Dataset records →
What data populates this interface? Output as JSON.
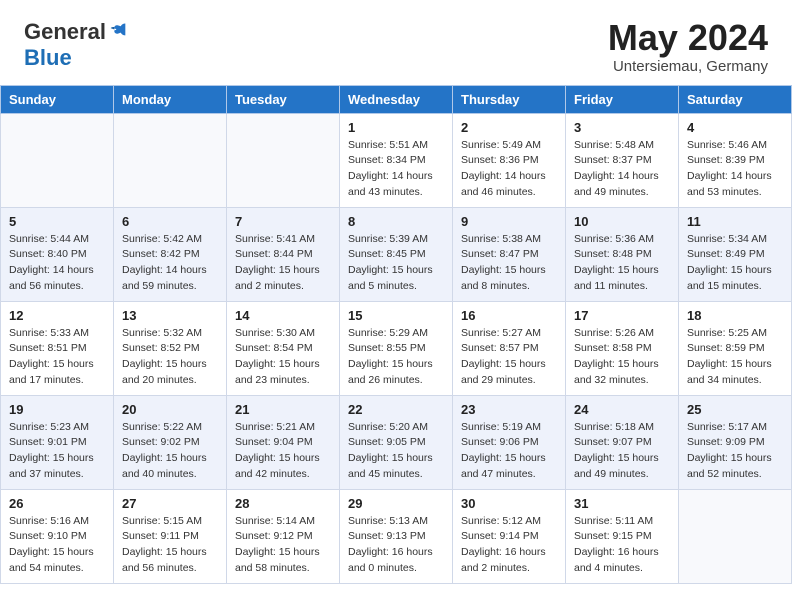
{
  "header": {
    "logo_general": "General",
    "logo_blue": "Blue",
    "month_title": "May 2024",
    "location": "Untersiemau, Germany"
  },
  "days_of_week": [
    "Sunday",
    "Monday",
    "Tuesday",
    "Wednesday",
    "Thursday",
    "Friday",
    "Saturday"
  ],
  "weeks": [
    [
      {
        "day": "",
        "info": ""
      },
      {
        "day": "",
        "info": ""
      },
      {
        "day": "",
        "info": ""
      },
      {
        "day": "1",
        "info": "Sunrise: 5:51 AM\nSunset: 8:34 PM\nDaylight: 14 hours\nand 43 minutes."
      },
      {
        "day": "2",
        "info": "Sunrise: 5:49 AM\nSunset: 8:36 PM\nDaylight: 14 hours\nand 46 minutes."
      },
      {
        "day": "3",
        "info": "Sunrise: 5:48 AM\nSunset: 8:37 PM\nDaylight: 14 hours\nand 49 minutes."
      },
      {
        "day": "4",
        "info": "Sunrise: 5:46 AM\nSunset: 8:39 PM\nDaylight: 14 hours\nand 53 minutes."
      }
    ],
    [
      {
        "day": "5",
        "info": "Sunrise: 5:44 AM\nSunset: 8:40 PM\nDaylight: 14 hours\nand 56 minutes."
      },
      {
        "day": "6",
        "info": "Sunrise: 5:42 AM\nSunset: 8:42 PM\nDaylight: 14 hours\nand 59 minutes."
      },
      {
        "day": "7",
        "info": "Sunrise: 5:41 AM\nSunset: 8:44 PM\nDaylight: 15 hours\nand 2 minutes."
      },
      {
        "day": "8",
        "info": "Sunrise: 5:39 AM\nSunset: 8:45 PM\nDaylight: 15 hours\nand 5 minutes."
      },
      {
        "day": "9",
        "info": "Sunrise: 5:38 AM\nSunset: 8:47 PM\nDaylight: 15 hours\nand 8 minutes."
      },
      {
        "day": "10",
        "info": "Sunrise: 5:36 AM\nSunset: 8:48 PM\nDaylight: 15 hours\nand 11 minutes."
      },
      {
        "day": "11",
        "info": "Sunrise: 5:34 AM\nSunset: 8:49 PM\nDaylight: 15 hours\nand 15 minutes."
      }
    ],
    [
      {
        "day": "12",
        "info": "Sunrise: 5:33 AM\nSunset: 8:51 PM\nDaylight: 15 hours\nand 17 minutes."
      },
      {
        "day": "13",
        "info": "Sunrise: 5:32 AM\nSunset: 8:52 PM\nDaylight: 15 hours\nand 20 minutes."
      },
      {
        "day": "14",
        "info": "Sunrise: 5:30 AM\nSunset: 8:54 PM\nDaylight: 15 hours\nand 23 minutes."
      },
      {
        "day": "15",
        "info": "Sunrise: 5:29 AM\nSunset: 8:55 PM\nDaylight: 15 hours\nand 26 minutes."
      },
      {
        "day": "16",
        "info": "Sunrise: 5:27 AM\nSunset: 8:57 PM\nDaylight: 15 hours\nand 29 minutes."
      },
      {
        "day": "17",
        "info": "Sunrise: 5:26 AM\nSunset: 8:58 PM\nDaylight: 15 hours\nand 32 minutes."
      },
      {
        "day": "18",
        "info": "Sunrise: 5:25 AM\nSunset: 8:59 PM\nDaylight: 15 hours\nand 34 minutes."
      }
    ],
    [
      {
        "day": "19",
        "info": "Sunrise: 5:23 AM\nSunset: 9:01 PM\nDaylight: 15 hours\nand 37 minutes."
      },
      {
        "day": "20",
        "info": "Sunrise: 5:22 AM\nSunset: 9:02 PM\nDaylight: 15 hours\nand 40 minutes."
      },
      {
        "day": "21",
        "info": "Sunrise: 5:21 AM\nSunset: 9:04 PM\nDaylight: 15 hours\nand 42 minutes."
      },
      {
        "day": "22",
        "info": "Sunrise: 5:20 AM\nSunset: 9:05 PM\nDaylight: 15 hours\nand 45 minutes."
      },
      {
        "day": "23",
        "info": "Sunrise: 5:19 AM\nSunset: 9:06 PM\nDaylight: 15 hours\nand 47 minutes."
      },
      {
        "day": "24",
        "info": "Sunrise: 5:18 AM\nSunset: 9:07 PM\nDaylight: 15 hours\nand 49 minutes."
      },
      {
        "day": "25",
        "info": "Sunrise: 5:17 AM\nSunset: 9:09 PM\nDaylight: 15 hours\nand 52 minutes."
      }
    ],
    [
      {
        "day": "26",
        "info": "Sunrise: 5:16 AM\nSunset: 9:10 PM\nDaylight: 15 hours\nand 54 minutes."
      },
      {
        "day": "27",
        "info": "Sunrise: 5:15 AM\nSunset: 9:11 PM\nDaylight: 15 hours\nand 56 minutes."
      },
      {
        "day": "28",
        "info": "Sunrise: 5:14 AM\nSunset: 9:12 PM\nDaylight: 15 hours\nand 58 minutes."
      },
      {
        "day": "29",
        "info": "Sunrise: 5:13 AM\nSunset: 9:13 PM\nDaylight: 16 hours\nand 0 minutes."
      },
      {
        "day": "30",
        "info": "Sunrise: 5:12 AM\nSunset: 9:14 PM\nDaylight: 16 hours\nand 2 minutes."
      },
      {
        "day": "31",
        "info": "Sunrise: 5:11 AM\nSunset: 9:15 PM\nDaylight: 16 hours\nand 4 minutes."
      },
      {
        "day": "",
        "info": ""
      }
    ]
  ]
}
...
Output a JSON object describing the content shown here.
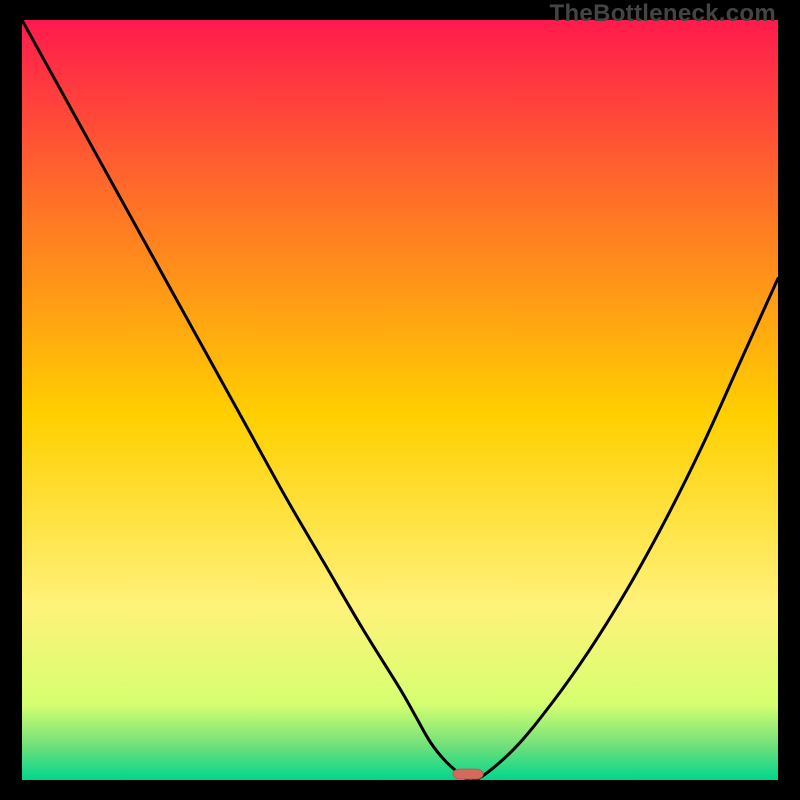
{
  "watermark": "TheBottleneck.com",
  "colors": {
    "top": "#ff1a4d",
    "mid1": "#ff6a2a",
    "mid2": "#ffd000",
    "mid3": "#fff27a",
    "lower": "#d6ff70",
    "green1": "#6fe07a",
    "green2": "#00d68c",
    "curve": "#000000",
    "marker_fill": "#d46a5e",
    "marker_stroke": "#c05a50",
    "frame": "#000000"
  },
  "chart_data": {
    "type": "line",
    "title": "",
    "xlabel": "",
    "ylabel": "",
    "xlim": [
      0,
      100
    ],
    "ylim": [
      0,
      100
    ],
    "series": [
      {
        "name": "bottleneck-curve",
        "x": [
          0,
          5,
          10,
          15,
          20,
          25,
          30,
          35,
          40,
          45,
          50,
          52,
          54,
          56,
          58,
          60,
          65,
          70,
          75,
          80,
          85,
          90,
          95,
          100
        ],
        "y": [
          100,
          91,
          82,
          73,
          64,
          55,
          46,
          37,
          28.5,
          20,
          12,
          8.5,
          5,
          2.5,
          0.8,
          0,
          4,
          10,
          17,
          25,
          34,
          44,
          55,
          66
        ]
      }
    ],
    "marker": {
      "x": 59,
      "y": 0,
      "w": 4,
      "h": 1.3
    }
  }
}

Requirement → Scan the lines above for "JSON", then copy every one that has it.

Response for this exercise →
What data populates this interface? Output as JSON.
Output a JSON object describing the content shown here.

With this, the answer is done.